LISTED RECORDS -
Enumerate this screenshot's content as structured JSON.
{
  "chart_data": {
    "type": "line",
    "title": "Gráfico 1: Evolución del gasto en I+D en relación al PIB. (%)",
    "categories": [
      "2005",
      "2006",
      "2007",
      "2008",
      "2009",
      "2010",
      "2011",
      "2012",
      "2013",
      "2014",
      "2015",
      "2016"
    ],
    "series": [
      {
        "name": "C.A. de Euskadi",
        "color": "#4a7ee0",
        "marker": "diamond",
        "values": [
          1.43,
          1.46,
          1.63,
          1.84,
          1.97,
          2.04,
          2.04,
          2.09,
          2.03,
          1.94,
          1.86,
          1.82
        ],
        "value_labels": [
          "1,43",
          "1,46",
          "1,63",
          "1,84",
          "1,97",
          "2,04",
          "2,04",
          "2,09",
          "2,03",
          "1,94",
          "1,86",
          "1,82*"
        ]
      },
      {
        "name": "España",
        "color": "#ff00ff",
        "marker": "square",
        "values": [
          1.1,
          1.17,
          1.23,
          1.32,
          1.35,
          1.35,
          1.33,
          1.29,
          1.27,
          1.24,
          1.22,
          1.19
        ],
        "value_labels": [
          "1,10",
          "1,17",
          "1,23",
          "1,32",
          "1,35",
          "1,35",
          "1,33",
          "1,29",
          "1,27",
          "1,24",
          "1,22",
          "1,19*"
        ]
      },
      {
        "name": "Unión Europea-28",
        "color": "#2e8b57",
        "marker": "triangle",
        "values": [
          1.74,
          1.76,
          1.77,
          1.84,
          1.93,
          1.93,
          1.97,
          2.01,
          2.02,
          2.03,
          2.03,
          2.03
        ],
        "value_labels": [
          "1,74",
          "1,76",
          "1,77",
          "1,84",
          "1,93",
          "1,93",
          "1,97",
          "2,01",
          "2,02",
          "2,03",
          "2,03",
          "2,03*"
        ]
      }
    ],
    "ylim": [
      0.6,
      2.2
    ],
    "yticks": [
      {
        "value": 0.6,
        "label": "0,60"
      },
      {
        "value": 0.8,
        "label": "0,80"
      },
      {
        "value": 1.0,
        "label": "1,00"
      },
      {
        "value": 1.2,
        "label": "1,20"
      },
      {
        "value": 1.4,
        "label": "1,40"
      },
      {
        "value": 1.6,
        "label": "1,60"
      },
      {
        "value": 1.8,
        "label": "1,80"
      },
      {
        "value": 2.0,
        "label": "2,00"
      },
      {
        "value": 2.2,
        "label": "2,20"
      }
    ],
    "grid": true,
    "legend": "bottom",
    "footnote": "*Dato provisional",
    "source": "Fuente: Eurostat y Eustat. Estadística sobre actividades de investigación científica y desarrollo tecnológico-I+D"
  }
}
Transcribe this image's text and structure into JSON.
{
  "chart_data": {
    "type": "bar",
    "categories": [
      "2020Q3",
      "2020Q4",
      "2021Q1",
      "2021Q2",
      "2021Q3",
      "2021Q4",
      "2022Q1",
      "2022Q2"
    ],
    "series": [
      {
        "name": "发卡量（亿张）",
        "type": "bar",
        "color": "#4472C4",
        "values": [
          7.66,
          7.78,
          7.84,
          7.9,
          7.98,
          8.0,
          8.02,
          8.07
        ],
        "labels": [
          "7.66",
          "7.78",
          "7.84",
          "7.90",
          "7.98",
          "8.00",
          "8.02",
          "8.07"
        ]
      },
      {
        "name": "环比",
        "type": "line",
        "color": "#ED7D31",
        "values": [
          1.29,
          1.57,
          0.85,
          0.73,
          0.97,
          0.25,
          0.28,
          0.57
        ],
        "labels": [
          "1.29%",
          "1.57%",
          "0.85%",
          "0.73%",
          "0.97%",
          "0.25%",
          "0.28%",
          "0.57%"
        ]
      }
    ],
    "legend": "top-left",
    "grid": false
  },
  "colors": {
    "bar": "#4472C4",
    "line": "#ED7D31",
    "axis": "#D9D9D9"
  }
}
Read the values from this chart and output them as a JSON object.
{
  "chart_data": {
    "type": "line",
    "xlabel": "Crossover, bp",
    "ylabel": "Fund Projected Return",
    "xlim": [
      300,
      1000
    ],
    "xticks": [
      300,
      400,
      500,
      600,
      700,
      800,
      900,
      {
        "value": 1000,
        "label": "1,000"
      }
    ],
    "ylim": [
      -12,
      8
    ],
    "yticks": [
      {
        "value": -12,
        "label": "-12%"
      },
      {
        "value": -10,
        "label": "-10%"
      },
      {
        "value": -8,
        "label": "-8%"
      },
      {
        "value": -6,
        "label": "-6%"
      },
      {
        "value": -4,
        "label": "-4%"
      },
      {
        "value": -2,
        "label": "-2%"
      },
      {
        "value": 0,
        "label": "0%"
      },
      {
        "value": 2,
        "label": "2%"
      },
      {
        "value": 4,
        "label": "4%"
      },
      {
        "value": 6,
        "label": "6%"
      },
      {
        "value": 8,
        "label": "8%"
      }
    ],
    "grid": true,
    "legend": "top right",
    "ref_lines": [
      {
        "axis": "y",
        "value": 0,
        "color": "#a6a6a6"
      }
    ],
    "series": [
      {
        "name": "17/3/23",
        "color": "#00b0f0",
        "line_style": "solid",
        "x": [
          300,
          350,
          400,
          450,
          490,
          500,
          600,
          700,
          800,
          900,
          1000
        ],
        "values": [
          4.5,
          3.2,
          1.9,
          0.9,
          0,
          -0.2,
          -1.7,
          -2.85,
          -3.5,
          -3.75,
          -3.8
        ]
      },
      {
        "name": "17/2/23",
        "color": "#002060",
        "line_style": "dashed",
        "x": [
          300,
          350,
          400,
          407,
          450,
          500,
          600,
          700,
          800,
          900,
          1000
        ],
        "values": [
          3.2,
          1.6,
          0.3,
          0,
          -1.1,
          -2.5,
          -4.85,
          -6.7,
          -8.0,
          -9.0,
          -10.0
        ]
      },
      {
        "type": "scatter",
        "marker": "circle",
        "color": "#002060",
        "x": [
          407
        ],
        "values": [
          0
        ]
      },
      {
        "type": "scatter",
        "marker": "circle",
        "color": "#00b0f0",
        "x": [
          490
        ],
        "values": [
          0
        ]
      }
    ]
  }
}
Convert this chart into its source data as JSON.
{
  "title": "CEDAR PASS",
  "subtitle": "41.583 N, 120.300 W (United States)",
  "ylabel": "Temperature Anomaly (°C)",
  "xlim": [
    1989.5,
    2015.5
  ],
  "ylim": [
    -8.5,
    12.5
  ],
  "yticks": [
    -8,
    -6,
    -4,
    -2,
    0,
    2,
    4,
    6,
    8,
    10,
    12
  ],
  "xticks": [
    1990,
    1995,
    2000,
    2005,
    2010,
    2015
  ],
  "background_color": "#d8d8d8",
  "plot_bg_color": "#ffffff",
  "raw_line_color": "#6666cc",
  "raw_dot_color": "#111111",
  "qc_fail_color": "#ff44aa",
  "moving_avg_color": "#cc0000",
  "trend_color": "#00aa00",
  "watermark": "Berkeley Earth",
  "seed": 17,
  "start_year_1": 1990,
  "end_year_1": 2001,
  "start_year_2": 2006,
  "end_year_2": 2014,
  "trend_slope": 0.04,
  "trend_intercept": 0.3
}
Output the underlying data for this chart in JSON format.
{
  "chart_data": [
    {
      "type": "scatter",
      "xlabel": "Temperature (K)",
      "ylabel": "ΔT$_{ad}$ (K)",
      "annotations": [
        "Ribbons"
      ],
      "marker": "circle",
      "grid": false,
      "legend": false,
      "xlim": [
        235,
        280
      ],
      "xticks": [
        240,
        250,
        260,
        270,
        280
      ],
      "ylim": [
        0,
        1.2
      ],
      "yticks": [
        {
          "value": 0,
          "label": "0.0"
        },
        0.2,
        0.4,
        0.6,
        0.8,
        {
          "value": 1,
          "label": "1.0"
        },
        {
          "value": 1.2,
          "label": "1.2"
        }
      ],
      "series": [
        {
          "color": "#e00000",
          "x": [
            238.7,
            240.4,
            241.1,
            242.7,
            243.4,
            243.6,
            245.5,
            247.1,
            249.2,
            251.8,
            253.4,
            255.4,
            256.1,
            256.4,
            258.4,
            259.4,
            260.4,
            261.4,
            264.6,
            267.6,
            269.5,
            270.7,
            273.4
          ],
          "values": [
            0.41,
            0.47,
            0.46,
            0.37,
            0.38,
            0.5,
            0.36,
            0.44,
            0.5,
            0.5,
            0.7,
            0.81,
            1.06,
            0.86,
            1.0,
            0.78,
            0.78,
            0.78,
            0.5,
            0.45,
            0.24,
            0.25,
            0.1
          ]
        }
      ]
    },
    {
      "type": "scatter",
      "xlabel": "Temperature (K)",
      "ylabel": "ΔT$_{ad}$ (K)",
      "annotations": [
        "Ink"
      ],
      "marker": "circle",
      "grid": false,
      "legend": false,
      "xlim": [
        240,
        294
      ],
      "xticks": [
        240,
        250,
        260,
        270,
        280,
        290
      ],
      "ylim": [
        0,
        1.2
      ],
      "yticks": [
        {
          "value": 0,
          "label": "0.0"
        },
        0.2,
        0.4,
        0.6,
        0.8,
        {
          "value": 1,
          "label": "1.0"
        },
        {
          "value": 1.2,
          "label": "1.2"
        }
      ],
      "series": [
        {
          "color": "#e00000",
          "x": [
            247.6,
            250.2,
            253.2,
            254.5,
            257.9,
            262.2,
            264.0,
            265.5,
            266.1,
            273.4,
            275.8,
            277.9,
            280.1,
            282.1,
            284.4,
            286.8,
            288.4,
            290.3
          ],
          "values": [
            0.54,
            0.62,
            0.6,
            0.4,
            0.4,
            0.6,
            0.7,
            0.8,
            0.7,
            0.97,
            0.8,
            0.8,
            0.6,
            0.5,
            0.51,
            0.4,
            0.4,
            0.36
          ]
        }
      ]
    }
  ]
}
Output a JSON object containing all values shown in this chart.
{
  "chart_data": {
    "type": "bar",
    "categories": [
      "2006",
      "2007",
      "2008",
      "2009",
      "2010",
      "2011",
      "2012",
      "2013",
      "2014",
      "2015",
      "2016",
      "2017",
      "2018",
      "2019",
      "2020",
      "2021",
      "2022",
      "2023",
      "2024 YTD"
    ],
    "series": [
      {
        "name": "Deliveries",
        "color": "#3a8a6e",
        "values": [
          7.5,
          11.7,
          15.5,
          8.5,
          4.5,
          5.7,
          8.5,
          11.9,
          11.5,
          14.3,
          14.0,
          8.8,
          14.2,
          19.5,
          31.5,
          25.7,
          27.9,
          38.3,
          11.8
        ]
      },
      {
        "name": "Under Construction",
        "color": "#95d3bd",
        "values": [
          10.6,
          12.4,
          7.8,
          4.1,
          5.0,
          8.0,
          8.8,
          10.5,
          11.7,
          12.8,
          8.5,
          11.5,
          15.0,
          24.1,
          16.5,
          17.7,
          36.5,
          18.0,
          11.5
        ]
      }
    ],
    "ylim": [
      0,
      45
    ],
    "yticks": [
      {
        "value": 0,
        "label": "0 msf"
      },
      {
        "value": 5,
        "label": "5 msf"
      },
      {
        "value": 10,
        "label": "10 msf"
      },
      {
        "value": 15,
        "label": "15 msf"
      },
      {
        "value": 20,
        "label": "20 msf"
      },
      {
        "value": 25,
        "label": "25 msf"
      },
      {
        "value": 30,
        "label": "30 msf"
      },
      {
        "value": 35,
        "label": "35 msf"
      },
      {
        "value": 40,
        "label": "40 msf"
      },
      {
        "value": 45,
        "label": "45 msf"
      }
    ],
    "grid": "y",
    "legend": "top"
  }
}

EXERCISE REQUIREMENTS -
Which lines hold the word "into"? Copy every one of them.

WRITTEN ANSWER -
Transcribe this image's text and structure into JSON.
Convert this chart into its source data as JSON.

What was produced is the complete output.